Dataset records

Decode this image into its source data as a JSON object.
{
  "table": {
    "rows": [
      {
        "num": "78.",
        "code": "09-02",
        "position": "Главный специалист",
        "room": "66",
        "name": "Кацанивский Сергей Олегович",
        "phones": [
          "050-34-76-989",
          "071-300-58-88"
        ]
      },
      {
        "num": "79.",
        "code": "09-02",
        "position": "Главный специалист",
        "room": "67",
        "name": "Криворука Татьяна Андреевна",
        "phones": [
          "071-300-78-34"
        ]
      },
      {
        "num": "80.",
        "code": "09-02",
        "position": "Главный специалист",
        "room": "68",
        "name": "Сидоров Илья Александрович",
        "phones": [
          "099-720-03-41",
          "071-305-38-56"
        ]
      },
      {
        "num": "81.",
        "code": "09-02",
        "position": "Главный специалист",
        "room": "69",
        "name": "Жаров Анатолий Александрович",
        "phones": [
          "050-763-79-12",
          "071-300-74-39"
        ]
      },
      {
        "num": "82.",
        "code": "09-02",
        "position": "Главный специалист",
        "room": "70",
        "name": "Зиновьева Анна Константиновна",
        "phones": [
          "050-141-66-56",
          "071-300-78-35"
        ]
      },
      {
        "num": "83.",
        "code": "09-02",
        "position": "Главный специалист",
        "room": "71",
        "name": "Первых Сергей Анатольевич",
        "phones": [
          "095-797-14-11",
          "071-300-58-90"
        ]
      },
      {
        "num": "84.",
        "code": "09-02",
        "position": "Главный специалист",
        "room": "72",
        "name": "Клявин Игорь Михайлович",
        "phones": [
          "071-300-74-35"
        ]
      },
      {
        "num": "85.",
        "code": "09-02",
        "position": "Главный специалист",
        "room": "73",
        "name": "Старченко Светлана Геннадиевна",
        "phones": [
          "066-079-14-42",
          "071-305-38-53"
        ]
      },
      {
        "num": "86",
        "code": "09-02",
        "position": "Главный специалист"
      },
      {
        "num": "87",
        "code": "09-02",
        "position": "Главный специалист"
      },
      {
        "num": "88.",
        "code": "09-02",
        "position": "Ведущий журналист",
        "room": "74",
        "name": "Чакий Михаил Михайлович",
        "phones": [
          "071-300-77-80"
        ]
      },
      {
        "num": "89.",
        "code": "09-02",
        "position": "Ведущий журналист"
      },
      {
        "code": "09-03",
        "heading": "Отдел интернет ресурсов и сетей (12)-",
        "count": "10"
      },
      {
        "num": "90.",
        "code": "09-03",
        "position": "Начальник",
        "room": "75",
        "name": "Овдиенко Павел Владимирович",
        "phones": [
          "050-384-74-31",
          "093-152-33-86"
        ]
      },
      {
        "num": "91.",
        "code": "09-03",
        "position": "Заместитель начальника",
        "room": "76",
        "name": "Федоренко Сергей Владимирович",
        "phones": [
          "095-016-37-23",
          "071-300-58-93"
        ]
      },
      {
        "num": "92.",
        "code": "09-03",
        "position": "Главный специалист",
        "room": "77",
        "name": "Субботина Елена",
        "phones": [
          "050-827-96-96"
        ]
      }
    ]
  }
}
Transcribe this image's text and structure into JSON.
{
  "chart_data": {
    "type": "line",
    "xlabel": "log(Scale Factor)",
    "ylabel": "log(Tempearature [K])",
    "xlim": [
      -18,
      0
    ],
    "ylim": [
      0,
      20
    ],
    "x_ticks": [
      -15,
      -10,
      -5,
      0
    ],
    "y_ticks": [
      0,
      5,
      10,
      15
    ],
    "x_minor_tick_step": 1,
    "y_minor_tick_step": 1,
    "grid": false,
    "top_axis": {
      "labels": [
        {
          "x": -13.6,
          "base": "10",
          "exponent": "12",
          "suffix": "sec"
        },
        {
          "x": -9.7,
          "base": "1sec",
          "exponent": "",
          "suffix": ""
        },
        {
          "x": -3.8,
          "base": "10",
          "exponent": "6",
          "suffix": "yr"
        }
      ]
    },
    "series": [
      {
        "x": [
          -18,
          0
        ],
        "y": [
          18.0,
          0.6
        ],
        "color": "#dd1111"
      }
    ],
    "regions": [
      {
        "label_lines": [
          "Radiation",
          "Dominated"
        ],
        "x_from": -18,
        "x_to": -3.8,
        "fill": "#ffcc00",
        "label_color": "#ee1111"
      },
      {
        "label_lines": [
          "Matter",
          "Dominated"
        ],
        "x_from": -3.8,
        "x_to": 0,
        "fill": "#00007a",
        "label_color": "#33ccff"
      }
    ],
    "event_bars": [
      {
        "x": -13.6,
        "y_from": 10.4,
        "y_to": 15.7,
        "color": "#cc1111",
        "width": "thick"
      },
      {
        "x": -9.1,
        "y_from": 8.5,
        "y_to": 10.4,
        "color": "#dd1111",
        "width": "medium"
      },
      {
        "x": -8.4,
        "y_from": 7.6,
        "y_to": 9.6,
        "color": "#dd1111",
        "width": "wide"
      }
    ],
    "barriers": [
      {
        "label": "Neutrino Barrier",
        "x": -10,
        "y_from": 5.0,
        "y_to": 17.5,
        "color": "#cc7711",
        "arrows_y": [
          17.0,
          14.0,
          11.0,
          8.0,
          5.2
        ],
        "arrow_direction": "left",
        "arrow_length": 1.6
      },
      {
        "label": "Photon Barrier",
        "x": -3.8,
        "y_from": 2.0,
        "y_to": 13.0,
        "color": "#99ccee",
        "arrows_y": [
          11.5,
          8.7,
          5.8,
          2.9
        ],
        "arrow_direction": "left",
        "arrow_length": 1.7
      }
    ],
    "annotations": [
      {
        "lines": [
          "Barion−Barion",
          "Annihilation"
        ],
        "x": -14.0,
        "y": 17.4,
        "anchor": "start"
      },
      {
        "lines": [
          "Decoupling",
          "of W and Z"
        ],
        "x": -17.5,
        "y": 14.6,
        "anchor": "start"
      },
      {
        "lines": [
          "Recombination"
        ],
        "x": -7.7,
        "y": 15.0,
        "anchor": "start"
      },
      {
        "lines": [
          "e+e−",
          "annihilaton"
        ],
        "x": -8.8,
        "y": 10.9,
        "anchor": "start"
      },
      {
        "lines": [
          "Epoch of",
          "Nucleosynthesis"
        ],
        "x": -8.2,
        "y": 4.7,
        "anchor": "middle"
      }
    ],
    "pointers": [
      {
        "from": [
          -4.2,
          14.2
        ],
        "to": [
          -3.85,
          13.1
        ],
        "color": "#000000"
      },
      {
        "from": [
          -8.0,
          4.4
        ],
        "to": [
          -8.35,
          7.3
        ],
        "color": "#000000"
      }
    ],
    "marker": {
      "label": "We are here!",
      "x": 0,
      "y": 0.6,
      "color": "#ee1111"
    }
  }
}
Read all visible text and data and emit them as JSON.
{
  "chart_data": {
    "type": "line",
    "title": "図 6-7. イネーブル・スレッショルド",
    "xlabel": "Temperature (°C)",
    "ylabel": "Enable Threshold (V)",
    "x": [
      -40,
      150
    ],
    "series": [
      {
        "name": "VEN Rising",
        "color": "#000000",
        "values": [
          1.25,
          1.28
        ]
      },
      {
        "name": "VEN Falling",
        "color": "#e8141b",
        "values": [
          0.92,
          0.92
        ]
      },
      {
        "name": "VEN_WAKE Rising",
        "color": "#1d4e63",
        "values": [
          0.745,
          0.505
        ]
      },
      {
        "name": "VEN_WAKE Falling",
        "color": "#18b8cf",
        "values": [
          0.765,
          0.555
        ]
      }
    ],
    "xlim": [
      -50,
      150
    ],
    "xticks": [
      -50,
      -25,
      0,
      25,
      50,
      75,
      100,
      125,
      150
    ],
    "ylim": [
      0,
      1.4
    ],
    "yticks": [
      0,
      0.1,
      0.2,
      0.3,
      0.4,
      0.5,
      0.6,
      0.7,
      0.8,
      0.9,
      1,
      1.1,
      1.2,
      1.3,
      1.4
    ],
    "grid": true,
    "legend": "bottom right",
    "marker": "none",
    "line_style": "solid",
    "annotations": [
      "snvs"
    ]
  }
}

#### WHAT IS REQUIRED:
Exactly and only the lines from the one containing "Read all visible" through the end of the material are to be reproduced, both ends included.

#### RESPONSE:
Read all visible text and data and emit them as JSON.
{
  "chart_data": {
    "type": "line",
    "title": "図 6-7. イネーブル・スレッショルド",
    "xlabel": "Temperature (°C)",
    "ylabel": "Enable Threshold (V)",
    "x": [
      -40,
      150
    ],
    "series": [
      {
        "name": "VEN Rising",
        "color": "#000000",
        "values": [
          1.25,
          1.28
        ]
      },
      {
        "name": "VEN Falling",
        "color": "#e8141b",
        "values": [
          0.92,
          0.92
        ]
      },
      {
        "name": "VEN_WAKE Rising",
        "color": "#1d4e63",
        "values": [
          0.745,
          0.505
        ]
      },
      {
        "name": "VEN_WAKE Falling",
        "color": "#18b8cf",
        "values": [
          0.765,
          0.555
        ]
      }
    ],
    "xlim": [
      -50,
      150
    ],
    "xticks": [
      -50,
      -25,
      0,
      25,
      50,
      75,
      100,
      125,
      150
    ],
    "ylim": [
      0,
      1.4
    ],
    "yticks": [
      0,
      0.1,
      0.2,
      0.3,
      0.4,
      0.5,
      0.6,
      0.7,
      0.8,
      0.9,
      1,
      1.1,
      1.2,
      1.3,
      1.4
    ],
    "grid": true,
    "legend": "bottom right",
    "marker": "none",
    "line_style": "solid",
    "annotations": [
      "snvs"
    ]
  }
}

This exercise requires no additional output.